**Given instruction:** Can you find the lines of the listing that include "with" and copy every one?

start

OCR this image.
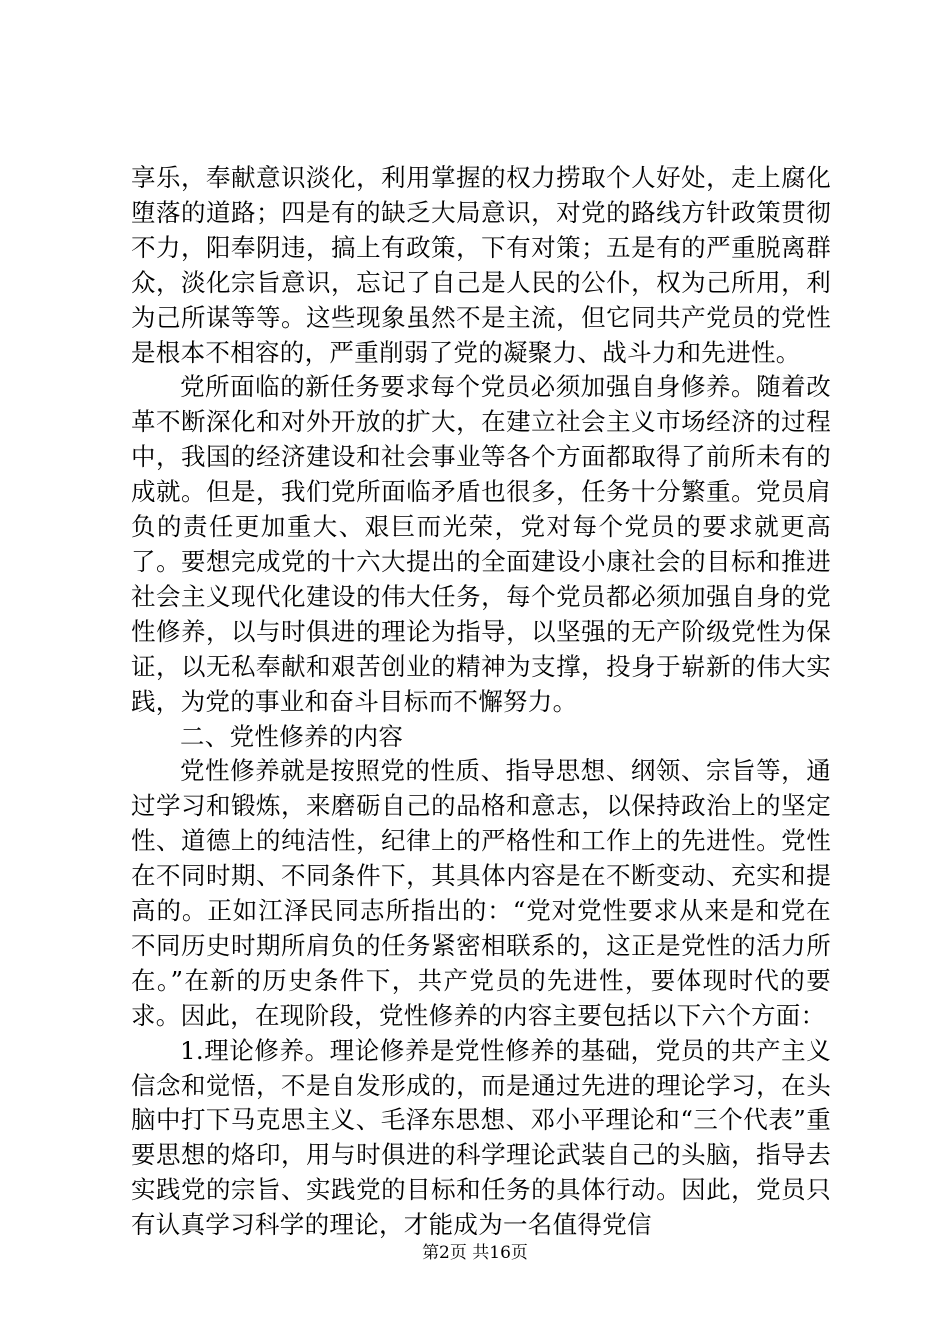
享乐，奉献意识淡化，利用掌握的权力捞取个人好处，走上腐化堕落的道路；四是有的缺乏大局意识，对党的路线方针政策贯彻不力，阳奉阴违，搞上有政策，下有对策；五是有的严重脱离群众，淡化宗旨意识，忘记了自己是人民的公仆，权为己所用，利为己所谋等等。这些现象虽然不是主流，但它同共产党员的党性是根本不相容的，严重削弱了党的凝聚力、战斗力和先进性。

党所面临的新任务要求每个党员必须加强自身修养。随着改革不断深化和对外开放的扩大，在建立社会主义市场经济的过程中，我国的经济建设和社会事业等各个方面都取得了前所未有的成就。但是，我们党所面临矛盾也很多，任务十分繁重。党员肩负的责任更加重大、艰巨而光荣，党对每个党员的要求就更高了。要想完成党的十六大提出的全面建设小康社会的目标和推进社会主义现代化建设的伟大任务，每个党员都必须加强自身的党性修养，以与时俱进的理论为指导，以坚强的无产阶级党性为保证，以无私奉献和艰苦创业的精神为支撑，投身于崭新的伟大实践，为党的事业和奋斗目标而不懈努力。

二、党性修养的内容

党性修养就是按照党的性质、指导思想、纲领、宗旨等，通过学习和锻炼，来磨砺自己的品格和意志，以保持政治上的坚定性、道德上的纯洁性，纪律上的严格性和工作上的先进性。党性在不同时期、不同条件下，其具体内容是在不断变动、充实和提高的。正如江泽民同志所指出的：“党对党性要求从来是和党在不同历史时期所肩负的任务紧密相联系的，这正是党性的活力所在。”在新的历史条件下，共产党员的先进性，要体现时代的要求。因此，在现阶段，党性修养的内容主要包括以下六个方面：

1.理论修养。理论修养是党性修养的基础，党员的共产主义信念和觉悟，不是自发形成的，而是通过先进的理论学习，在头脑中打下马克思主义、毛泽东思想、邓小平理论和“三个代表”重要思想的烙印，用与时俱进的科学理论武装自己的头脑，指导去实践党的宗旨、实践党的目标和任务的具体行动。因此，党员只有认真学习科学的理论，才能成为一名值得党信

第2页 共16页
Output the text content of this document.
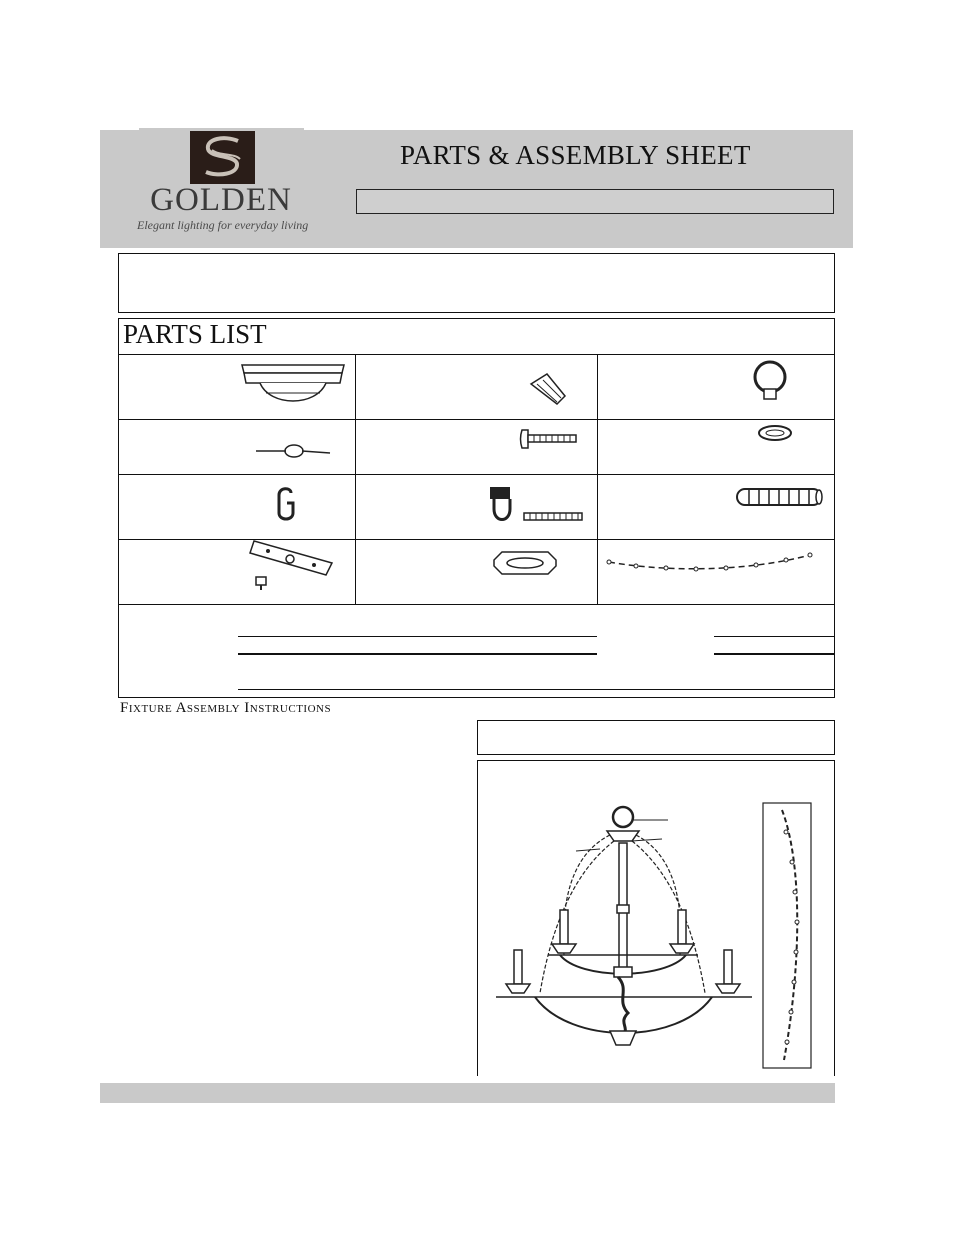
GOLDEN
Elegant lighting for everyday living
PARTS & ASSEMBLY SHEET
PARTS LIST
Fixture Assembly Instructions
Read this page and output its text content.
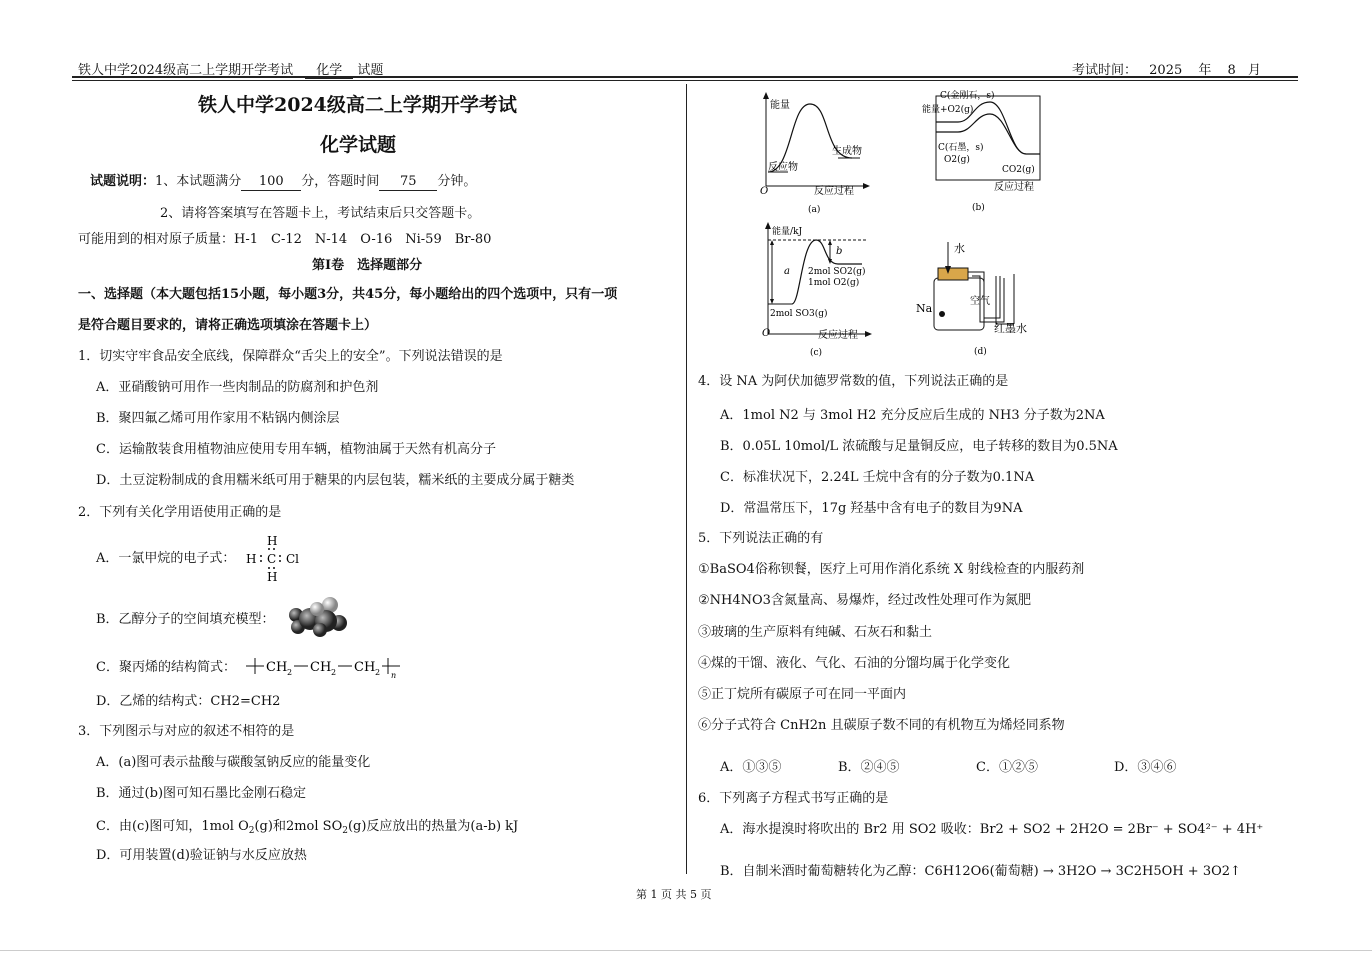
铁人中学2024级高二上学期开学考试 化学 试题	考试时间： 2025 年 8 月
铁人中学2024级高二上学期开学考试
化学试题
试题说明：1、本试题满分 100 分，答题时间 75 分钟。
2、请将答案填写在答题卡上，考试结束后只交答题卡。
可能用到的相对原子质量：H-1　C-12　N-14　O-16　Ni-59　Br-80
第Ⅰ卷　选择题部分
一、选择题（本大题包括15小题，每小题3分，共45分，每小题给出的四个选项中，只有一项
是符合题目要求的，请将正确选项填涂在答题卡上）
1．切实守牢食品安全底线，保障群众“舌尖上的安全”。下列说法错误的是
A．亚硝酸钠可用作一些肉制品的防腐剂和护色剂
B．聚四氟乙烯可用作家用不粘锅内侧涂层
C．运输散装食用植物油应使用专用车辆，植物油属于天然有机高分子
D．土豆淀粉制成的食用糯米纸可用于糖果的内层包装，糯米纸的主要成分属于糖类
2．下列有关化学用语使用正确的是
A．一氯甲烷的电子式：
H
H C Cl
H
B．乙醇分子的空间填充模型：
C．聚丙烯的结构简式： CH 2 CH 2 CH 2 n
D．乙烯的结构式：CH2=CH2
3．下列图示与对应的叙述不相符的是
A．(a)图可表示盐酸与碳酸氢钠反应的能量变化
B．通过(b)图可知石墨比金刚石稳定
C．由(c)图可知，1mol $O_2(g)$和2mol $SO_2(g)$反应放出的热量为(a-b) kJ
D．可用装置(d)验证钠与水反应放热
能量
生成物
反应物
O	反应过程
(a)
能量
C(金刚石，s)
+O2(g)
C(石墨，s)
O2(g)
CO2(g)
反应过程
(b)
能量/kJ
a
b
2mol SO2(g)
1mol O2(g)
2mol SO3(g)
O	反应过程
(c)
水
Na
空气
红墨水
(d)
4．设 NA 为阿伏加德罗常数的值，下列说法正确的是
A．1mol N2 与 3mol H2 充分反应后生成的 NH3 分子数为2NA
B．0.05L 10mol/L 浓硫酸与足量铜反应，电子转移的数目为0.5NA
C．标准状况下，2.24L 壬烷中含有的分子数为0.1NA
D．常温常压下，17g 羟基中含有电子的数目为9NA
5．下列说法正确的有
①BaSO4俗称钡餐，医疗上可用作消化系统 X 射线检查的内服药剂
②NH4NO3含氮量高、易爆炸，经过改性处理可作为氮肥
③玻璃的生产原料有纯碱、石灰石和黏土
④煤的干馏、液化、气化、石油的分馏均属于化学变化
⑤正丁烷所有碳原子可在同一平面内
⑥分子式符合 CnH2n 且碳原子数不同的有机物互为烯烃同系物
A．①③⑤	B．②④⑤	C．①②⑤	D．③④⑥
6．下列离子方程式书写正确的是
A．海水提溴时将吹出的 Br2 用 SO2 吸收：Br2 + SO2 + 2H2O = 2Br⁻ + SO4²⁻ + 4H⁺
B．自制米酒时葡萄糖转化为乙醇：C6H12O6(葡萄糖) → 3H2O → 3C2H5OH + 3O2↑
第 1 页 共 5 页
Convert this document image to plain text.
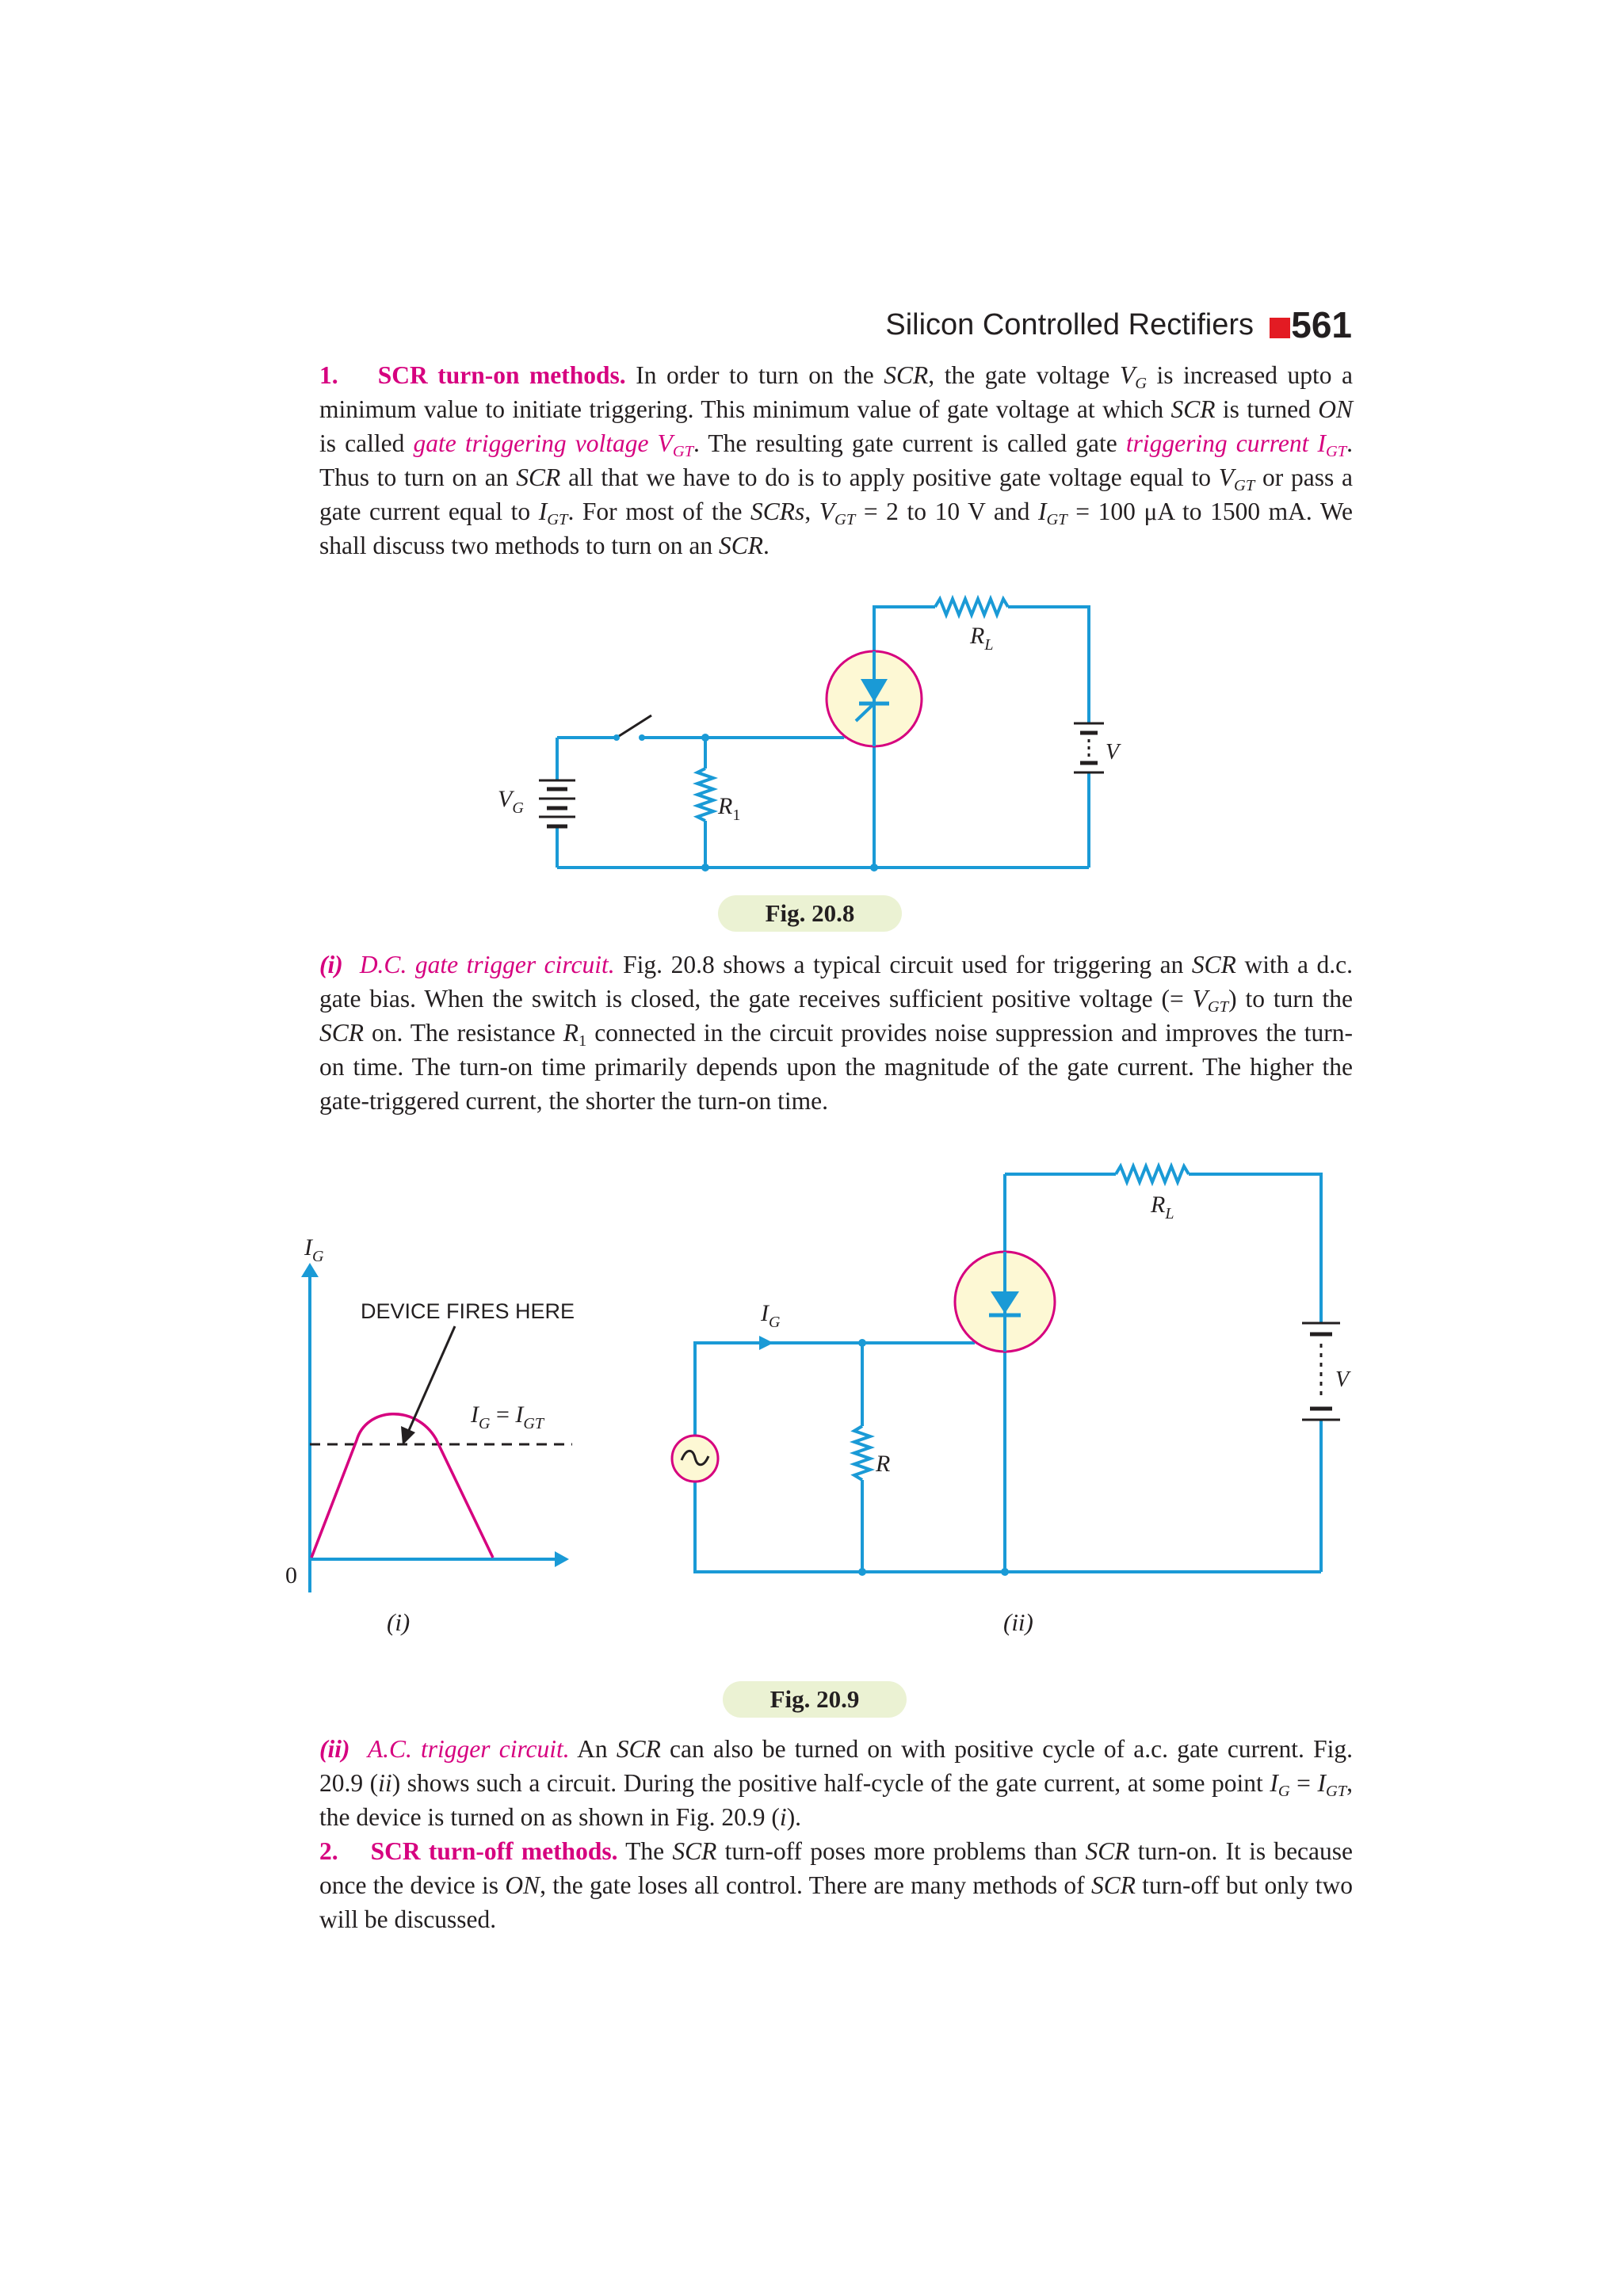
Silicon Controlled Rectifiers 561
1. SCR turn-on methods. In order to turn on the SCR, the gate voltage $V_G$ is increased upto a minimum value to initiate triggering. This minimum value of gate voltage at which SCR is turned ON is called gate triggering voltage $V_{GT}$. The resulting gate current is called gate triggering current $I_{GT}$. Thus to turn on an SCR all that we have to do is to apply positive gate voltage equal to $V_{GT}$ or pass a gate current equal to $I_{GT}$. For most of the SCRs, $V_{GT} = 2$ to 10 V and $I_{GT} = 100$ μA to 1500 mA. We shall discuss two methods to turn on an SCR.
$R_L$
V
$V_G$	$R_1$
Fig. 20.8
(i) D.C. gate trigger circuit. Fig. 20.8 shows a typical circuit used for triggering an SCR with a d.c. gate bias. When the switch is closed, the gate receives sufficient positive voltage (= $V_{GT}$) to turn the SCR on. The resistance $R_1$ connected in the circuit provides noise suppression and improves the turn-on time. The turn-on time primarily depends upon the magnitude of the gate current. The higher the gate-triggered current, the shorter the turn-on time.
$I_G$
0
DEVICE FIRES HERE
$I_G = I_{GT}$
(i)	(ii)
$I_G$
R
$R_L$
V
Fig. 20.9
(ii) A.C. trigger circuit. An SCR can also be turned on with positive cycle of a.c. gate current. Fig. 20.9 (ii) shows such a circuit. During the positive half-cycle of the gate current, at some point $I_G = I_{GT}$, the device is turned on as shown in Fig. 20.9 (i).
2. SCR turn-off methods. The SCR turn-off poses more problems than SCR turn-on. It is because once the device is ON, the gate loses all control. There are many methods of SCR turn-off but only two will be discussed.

end

**The result:**
(i) D.C. gate trigger circuit. Fig. 20.8 shows a typical circuit used for triggering an SCR with a d.c. gate bias. When the switch is closed, the gate receives sufficient positive voltage (= $V_{GT}$) to turn the SCR on. The resistance $R_1$ connected in the circuit provides noise suppression and improves the turn-on time. The turn-on time primarily depends upon the magnitude of the gate current. The higher the gate-triggered current, the shorter the turn-on time.
(ii) A.C. trigger circuit. An SCR can also be turned on with positive cycle of a.c. gate current. Fig. 20.9 (ii) shows such a circuit. During the positive half-cycle of the gate current, at some point $I_G = I_{GT}$, the device is turned on as shown in Fig. 20.9 (i).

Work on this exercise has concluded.